- Given request -
Every record that follows must be duplicated exactly, with images left out.

- Supplied data -
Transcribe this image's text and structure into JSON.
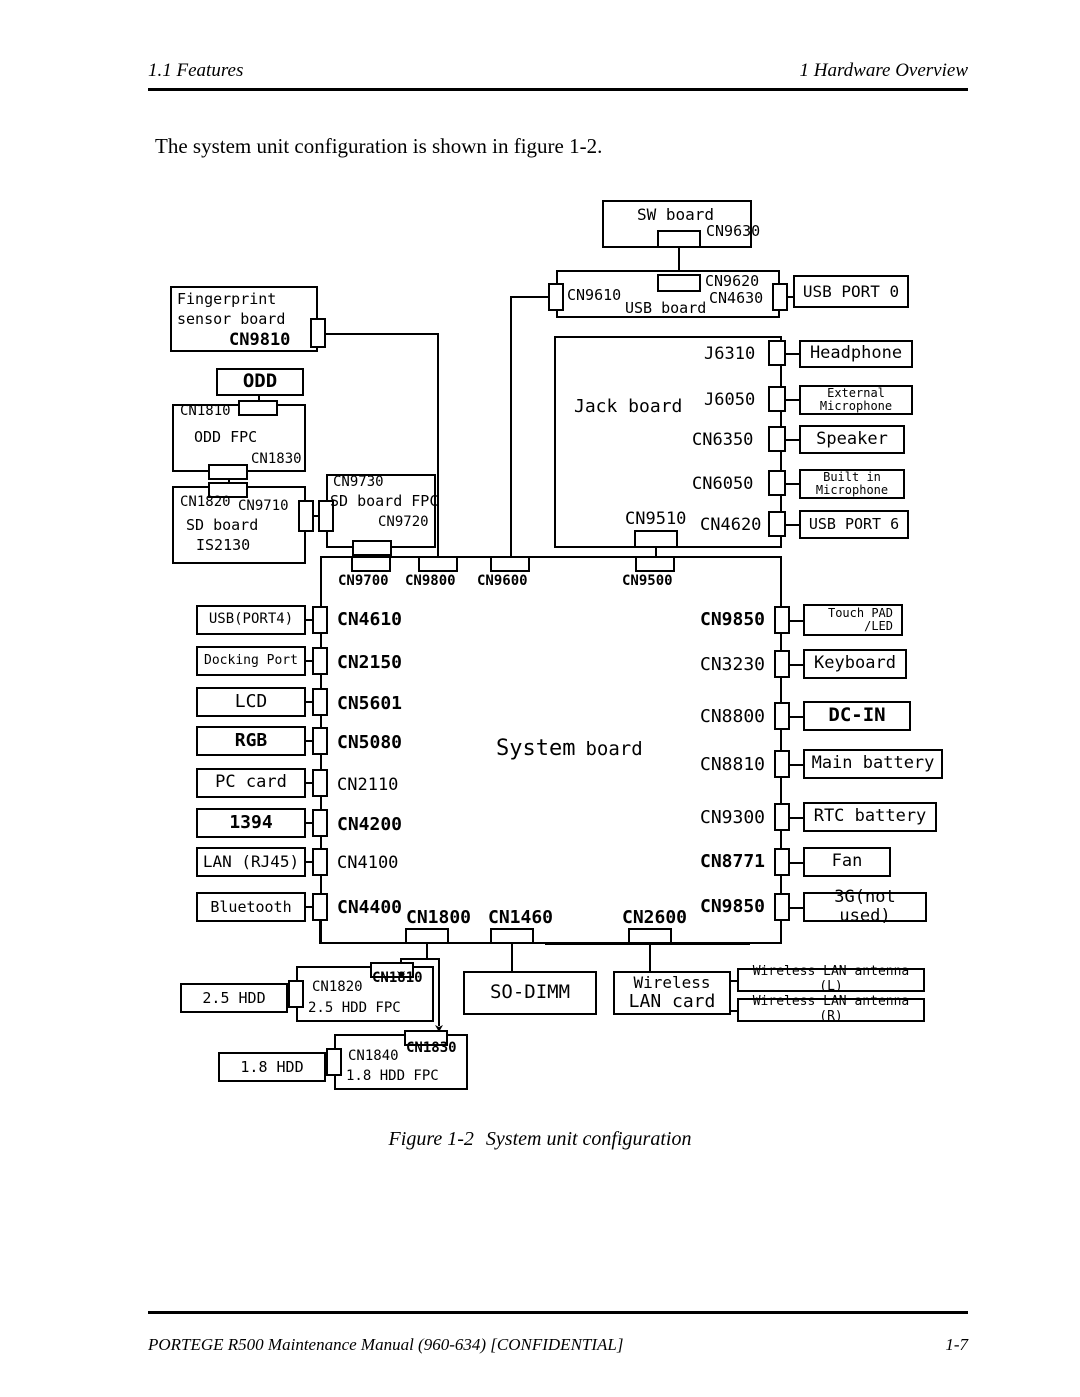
{
  "page": {
    "header_left": "1.1 Features",
    "header_right": "1  Hardware Overview",
    "intro": "The system unit configuration is shown in figure 1-2.",
    "caption_number": "Figure 1-2",
    "caption_title": "System unit configuration",
    "footer_left": "PORTEGE R500 Maintenance Manual (960-634) [CONFIDENTIAL]",
    "footer_right": "1-7"
  },
  "diagram": {
    "boards": {
      "sw_board": "SW board",
      "usb_board": "USB board",
      "jack_board": "Jack board",
      "system_board_a": "System",
      "system_board_b": "board",
      "fingerprint_line1": "Fingerprint",
      "fingerprint_line2": "sensor board",
      "odd_fpc": "ODD FPC",
      "sd_board_fpc": "SD board FPC",
      "sd_board_line1": "SD board",
      "sd_board_line2": "IS2130",
      "hdd25_fpc": "2.5 HDD FPC",
      "hdd18_fpc": "1.8 HDD FPC",
      "wireless_lan_card_line1": "Wireless",
      "wireless_lan_card_line2": "LAN card"
    },
    "devices": {
      "usb_port_0": "USB PORT 0",
      "headphone": "Headphone",
      "external_mic_line1": "External",
      "external_mic_line2": "Microphone",
      "speaker": "Speaker",
      "builtin_mic_line1": "Built in",
      "builtin_mic_line2": "Microphone",
      "usb_port_6": "USB PORT 6",
      "odd": "ODD",
      "usb_port4": "USB(PORT4)",
      "docking_port": "Docking Port",
      "lcd": "LCD",
      "rgb": "RGB",
      "pc_card": "PC card",
      "ieee1394": "1394",
      "lan_rj45": "LAN (RJ45)",
      "bluetooth": "Bluetooth",
      "touch_pad_line1": "Touch PAD",
      "touch_pad_line2": "/LED",
      "keyboard": "Keyboard",
      "dc_in": "DC-IN",
      "main_battery": "Main battery",
      "rtc_battery": "RTC battery",
      "fan": "Fan",
      "three_g": "3G(not used)",
      "hdd25": "2.5 HDD",
      "hdd18": "1.8 HDD",
      "so_dimm": "SO-DIMM",
      "wlan_antenna_l": "Wireless LAN antenna (L)",
      "wlan_antenna_r": "Wireless LAN antenna (R)"
    },
    "connectors": {
      "cn9630": "CN9630",
      "cn9610": "CN9610",
      "cn9620": "CN9620",
      "cn4630": "CN4630",
      "j6310": "J6310",
      "j6050": "J6050",
      "cn6350": "CN6350",
      "cn6050": "CN6050",
      "cn9510": "CN9510",
      "cn4620": "CN4620",
      "cn9810": "CN9810",
      "cn1810_odd": "CN1810",
      "cn1830_odd": "CN1830",
      "cn1820_sd": "CN1820",
      "cn9710": "CN9710",
      "cn9730": "CN9730",
      "cn9720": "CN9720",
      "cn9700": "CN9700",
      "cn9800": "CN9800",
      "cn9600": "CN9600",
      "cn9500": "CN9500",
      "cn4610": "CN4610",
      "cn2150": "CN2150",
      "cn5601": "CN5601",
      "cn5080": "CN5080",
      "cn2110": "CN2110",
      "cn4200": "CN4200",
      "cn4100": "CN4100",
      "cn4400": "CN4400",
      "cn9850_touchpad": "CN9850",
      "cn3230": "CN3230",
      "cn8800": "CN8800",
      "cn8810": "CN8810",
      "cn9300": "CN9300",
      "cn8771": "CN8771",
      "cn9850_3g": "CN9850",
      "cn1800": "CN1800",
      "cn1460": "CN1460",
      "cn2600": "CN2600",
      "cn1810_hdd": "CN1810",
      "cn1820_hdd": "CN1820",
      "cn1830_hdd": "CN1830",
      "cn1840": "CN1840"
    }
  }
}
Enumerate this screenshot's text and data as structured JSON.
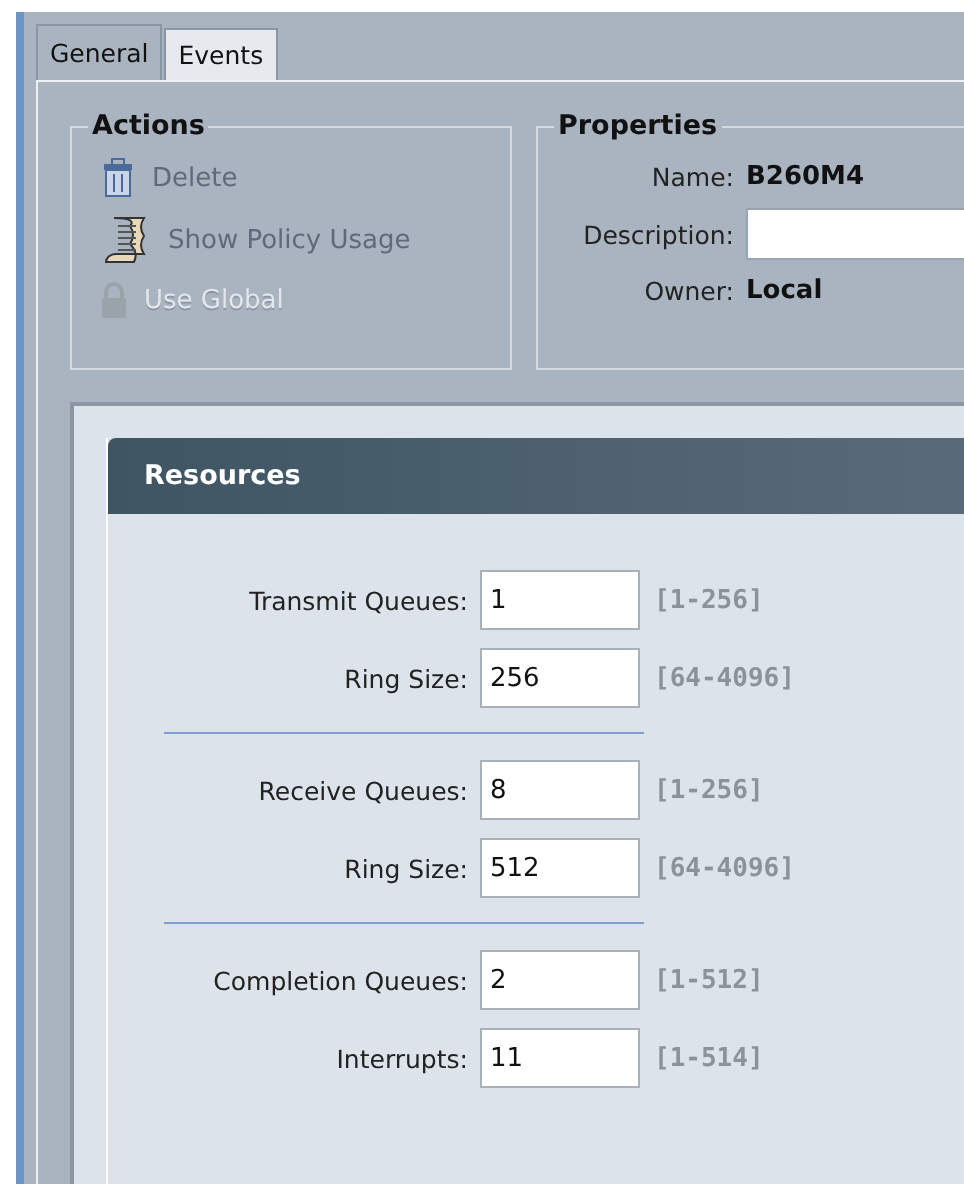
{
  "tabs": [
    {
      "label": "General",
      "selected": true
    },
    {
      "label": "Events",
      "selected": false
    }
  ],
  "actions": {
    "title": "Actions",
    "items": [
      {
        "kind": "delete",
        "label": "Delete",
        "disabled": false
      },
      {
        "kind": "policy",
        "label": "Show Policy Usage",
        "disabled": false
      },
      {
        "kind": "lock",
        "label": "Use Global",
        "disabled": true
      }
    ]
  },
  "properties": {
    "title": "Properties",
    "name_label": "Name:",
    "name": "B260M4",
    "description_label": "Description:",
    "owner_label": "Owner:",
    "owner": "Local"
  },
  "resources": {
    "title": "Resources",
    "groups": [
      [
        {
          "label": "Transmit Queues:",
          "value": "1",
          "range": "[1-256]"
        },
        {
          "label": "Ring Size:",
          "value": "256",
          "range": "[64-4096]"
        }
      ],
      [
        {
          "label": "Receive Queues:",
          "value": "8",
          "range": "[1-256]"
        },
        {
          "label": "Ring Size:",
          "value": "512",
          "range": "[64-4096]"
        }
      ],
      [
        {
          "label": "Completion Queues:",
          "value": "2",
          "range": "[1-512]"
        },
        {
          "label": "Interrupts:",
          "value": "11",
          "range": "[1-514]"
        }
      ]
    ]
  }
}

- Response to this task -
Transcribe this image's text and structure into JSON.
{
  "page": {
    "header_left": "1.1 Features",
    "header_right": "1  Hardware Overview",
    "intro": "The system unit configuration is shown in figure 1-2.",
    "caption_number": "Figure 1-2",
    "caption_title": "System unit configuration",
    "footer_left": "PORTEGE R500 Maintenance Manual (960-634) [CONFIDENTIAL]",
    "footer_right": "1-7"
  },
  "diagram": {
    "boards": {
      "sw_board": "SW board",
      "usb_board": "USB board",
      "jack_board": "Jack board",
      "system_board_a": "System",
      "system_board_b": "board",
      "fingerprint_line1": "Fingerprint",
      "fingerprint_line2": "sensor board",
      "odd_fpc": "ODD FPC",
      "sd_board_fpc": "SD board FPC",
      "sd_board_line1": "SD board",
      "sd_board_line2": "IS2130",
      "hdd25_fpc": "2.5 HDD FPC",
      "hdd18_fpc": "1.8 HDD FPC",
      "wireless_lan_card_line1": "Wireless",
      "wireless_lan_card_line2": "LAN card"
    },
    "devices": {
      "usb_port_0": "USB PORT 0",
      "headphone": "Headphone",
      "external_mic_line1": "External",
      "external_mic_line2": "Microphone",
      "speaker": "Speaker",
      "builtin_mic_line1": "Built in",
      "builtin_mic_line2": "Microphone",
      "usb_port_6": "USB PORT 6",
      "odd": "ODD",
      "usb_port4": "USB(PORT4)",
      "docking_port": "Docking Port",
      "lcd": "LCD",
      "rgb": "RGB",
      "pc_card": "PC card",
      "ieee1394": "1394",
      "lan_rj45": "LAN (RJ45)",
      "bluetooth": "Bluetooth",
      "touch_pad_line1": "Touch PAD",
      "touch_pad_line2": "/LED",
      "keyboard": "Keyboard",
      "dc_in": "DC-IN",
      "main_battery": "Main battery",
      "rtc_battery": "RTC battery",
      "fan": "Fan",
      "three_g": "3G(not used)",
      "hdd25": "2.5 HDD",
      "hdd18": "1.8 HDD",
      "so_dimm": "SO-DIMM",
      "wlan_antenna_l": "Wireless LAN antenna (L)",
      "wlan_antenna_r": "Wireless LAN antenna (R)"
    },
    "connectors": {
      "cn9630": "CN9630",
      "cn9610": "CN9610",
      "cn9620": "CN9620",
      "cn4630": "CN4630",
      "j6310": "J6310",
      "j6050": "J6050",
      "cn6350": "CN6350",
      "cn6050": "CN6050",
      "cn9510": "CN9510",
      "cn4620": "CN4620",
      "cn9810": "CN9810",
      "cn1810_odd": "CN1810",
      "cn1830_odd": "CN1830",
      "cn1820_sd": "CN1820",
      "cn9710": "CN9710",
      "cn9730": "CN9730",
      "cn9720": "CN9720",
      "cn9700": "CN9700",
      "cn9800": "CN9800",
      "cn9600": "CN9600",
      "cn9500": "CN9500",
      "cn4610": "CN4610",
      "cn2150": "CN2150",
      "cn5601": "CN5601",
      "cn5080": "CN5080",
      "cn2110": "CN2110",
      "cn4200": "CN4200",
      "cn4100": "CN4100",
      "cn4400": "CN4400",
      "cn9850_touchpad": "CN9850",
      "cn3230": "CN3230",
      "cn8800": "CN8800",
      "cn8810": "CN8810",
      "cn9300": "CN9300",
      "cn8771": "CN8771",
      "cn9850_3g": "CN9850",
      "cn1800": "CN1800",
      "cn1460": "CN1460",
      "cn2600": "CN2600",
      "cn1810_hdd": "CN1810",
      "cn1820_hdd": "CN1820",
      "cn1830_hdd": "CN1830",
      "cn1840": "CN1840"
    }
  }
}
Enumerate this screenshot's text and data as structured JSON.
{
  "tabs": [
    {
      "label": "General",
      "selected": true
    },
    {
      "label": "Events",
      "selected": false
    }
  ],
  "actions": {
    "title": "Actions",
    "items": [
      {
        "kind": "delete",
        "label": "Delete",
        "disabled": false
      },
      {
        "kind": "policy",
        "label": "Show Policy Usage",
        "disabled": false
      },
      {
        "kind": "lock",
        "label": "Use Global",
        "disabled": true
      }
    ]
  },
  "properties": {
    "title": "Properties",
    "name_label": "Name:",
    "name": "B260M4",
    "description_label": "Description:",
    "owner_label": "Owner:",
    "owner": "Local"
  },
  "resources": {
    "title": "Resources",
    "groups": [
      [
        {
          "label": "Transmit Queues:",
          "value": "1",
          "range": "[1-256]"
        },
        {
          "label": "Ring Size:",
          "value": "256",
          "range": "[64-4096]"
        }
      ],
      [
        {
          "label": "Receive Queues:",
          "value": "8",
          "range": "[1-256]"
        },
        {
          "label": "Ring Size:",
          "value": "512",
          "range": "[64-4096]"
        }
      ],
      [
        {
          "label": "Completion Queues:",
          "value": "2",
          "range": "[1-512]"
        },
        {
          "label": "Interrupts:",
          "value": "11",
          "range": "[1-514]"
        }
      ]
    ]
  }
}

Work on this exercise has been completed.